Set exercise »
Please print the full listing exactly.

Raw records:
------------
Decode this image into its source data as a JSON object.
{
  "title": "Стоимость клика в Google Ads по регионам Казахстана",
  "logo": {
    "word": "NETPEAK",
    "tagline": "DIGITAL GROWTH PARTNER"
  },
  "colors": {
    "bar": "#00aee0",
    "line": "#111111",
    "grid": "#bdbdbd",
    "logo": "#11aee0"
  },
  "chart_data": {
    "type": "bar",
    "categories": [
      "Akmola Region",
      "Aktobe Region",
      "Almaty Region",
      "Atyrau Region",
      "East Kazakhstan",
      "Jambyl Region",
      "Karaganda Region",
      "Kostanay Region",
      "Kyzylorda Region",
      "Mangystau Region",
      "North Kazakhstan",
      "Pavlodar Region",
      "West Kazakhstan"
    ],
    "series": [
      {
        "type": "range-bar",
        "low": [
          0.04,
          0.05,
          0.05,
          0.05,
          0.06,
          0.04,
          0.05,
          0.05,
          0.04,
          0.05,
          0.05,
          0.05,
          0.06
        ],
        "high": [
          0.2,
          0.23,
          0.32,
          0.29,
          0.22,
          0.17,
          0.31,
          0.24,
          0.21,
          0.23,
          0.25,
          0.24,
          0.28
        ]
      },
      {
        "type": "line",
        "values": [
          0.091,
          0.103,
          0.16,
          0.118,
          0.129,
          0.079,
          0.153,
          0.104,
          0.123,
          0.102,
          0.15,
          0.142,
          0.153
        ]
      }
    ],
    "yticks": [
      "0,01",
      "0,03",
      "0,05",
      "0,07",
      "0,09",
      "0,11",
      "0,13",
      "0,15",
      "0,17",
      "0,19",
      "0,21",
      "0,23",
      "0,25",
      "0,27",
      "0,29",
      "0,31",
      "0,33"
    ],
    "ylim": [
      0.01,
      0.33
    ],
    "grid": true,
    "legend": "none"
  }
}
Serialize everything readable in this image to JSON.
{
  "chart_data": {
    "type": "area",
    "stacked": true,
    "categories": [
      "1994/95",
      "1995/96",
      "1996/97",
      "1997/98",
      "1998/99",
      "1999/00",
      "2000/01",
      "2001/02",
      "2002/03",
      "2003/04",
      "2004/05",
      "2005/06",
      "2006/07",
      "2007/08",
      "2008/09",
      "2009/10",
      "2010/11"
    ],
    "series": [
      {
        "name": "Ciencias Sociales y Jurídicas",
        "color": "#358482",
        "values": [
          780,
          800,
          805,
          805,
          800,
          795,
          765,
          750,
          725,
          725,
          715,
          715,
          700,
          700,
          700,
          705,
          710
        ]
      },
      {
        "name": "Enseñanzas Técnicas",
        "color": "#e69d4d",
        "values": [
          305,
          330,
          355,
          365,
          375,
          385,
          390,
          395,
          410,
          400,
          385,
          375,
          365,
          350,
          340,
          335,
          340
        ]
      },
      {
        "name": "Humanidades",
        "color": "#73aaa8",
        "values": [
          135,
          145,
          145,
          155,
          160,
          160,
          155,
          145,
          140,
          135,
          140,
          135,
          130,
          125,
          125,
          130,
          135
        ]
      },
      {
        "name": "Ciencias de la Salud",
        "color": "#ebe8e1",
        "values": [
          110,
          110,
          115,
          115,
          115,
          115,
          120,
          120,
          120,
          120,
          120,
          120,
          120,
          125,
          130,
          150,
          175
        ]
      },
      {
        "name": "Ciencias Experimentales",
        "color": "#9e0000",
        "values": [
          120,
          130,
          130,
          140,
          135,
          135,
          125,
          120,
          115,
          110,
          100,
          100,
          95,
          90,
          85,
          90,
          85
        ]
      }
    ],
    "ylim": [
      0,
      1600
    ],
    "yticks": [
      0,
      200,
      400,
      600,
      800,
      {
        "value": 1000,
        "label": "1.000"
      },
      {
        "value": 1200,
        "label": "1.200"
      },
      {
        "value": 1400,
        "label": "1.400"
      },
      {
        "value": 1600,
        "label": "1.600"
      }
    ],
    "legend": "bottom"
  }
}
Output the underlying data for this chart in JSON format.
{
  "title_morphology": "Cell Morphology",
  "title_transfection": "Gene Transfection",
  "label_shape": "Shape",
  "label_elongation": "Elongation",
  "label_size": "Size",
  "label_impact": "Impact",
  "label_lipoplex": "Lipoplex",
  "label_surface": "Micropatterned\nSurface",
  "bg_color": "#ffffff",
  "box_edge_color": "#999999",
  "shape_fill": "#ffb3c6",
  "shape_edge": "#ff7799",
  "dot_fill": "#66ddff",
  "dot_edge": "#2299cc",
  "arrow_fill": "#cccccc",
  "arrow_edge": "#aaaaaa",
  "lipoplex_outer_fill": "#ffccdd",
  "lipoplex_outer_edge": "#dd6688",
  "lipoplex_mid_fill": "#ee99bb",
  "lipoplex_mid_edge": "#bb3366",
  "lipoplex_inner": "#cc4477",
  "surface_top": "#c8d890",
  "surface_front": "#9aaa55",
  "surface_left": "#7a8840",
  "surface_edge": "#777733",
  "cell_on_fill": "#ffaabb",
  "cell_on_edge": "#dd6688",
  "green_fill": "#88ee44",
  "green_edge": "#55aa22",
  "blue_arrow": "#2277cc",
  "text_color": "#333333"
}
------------
Expected answer »
Decode this image into its source data as a JSON object.
{
  "title": "Стоимость клика в Google Ads по регионам Казахстана",
  "logo": {
    "word": "NETPEAK",
    "tagline": "DIGITAL GROWTH PARTNER"
  },
  "colors": {
    "bar": "#00aee0",
    "line": "#111111",
    "grid": "#bdbdbd",
    "logo": "#11aee0"
  },
  "chart_data": {
    "type": "bar",
    "categories": [
      "Akmola Region",
      "Aktobe Region",
      "Almaty Region",
      "Atyrau Region",
      "East Kazakhstan",
      "Jambyl Region",
      "Karaganda Region",
      "Kostanay Region",
      "Kyzylorda Region",
      "Mangystau Region",
      "North Kazakhstan",
      "Pavlodar Region",
      "West Kazakhstan"
    ],
    "series": [
      {
        "type": "range-bar",
        "low": [
          0.04,
          0.05,
          0.05,
          0.05,
          0.06,
          0.04,
          0.05,
          0.05,
          0.04,
          0.05,
          0.05,
          0.05,
          0.06
        ],
        "high": [
          0.2,
          0.23,
          0.32,
          0.29,
          0.22,
          0.17,
          0.31,
          0.24,
          0.21,
          0.23,
          0.25,
          0.24,
          0.28
        ]
      },
      {
        "type": "line",
        "values": [
          0.091,
          0.103,
          0.16,
          0.118,
          0.129,
          0.079,
          0.153,
          0.104,
          0.123,
          0.102,
          0.15,
          0.142,
          0.153
        ]
      }
    ],
    "yticks": [
      "0,01",
      "0,03",
      "0,05",
      "0,07",
      "0,09",
      "0,11",
      "0,13",
      "0,15",
      "0,17",
      "0,19",
      "0,21",
      "0,23",
      "0,25",
      "0,27",
      "0,29",
      "0,31",
      "0,33"
    ],
    "ylim": [
      0.01,
      0.33
    ],
    "grid": true,
    "legend": "none"
  }
}
Serialize everything readable in this image to JSON.
{
  "chart_data": {
    "type": "area",
    "stacked": true,
    "categories": [
      "1994/95",
      "1995/96",
      "1996/97",
      "1997/98",
      "1998/99",
      "1999/00",
      "2000/01",
      "2001/02",
      "2002/03",
      "2003/04",
      "2004/05",
      "2005/06",
      "2006/07",
      "2007/08",
      "2008/09",
      "2009/10",
      "2010/11"
    ],
    "series": [
      {
        "name": "Ciencias Sociales y Jurídicas",
        "color": "#358482",
        "values": [
          780,
          800,
          805,
          805,
          800,
          795,
          765,
          750,
          725,
          725,
          715,
          715,
          700,
          700,
          700,
          705,
          710
        ]
      },
      {
        "name": "Enseñanzas Técnicas",
        "color": "#e69d4d",
        "values": [
          305,
          330,
          355,
          365,
          375,
          385,
          390,
          395,
          410,
          400,
          385,
          375,
          365,
          350,
          340,
          335,
          340
        ]
      },
      {
        "name": "Humanidades",
        "color": "#73aaa8",
        "values": [
          135,
          145,
          145,
          155,
          160,
          160,
          155,
          145,
          140,
          135,
          140,
          135,
          130,
          125,
          125,
          130,
          135
        ]
      },
      {
        "name": "Ciencias de la Salud",
        "color": "#ebe8e1",
        "values": [
          110,
          110,
          115,
          115,
          115,
          115,
          120,
          120,
          120,
          120,
          120,
          120,
          120,
          125,
          130,
          150,
          175
        ]
      },
      {
        "name": "Ciencias Experimentales",
        "color": "#9e0000",
        "values": [
          120,
          130,
          130,
          140,
          135,
          135,
          125,
          120,
          115,
          110,
          100,
          100,
          95,
          90,
          85,
          90,
          85
        ]
      }
    ],
    "ylim": [
      0,
      1600
    ],
    "yticks": [
      0,
      200,
      400,
      600,
      800,
      {
        "value": 1000,
        "label": "1.000"
      },
      {
        "value": 1200,
        "label": "1.200"
      },
      {
        "value": 1400,
        "label": "1.400"
      },
      {
        "value": 1600,
        "label": "1.600"
      }
    ],
    "legend": "bottom"
  }
}
Output the underlying data for this chart in JSON format.
{
  "title_morphology": "Cell Morphology",
  "title_transfection": "Gene Transfection",
  "label_shape": "Shape",
  "label_elongation": "Elongation",
  "label_size": "Size",
  "label_impact": "Impact",
  "label_lipoplex": "Lipoplex",
  "label_surface": "Micropatterned\nSurface",
  "bg_color": "#ffffff",
  "box_edge_color": "#999999",
  "shape_fill": "#ffb3c6",
  "shape_edge": "#ff7799",
  "dot_fill": "#66ddff",
  "dot_edge": "#2299cc",
  "arrow_fill": "#cccccc",
  "arrow_edge": "#aaaaaa",
  "lipoplex_outer_fill": "#ffccdd",
  "lipoplex_outer_edge": "#dd6688",
  "lipoplex_mid_fill": "#ee99bb",
  "lipoplex_mid_edge": "#bb3366",
  "lipoplex_inner": "#cc4477",
  "surface_top": "#c8d890",
  "surface_front": "#9aaa55",
  "surface_left": "#7a8840",
  "surface_edge": "#777733",
  "cell_on_fill": "#ffaabb",
  "cell_on_edge": "#dd6688",
  "green_fill": "#88ee44",
  "green_edge": "#55aa22",
  "blue_arrow": "#2277cc",
  "text_color": "#333333"
}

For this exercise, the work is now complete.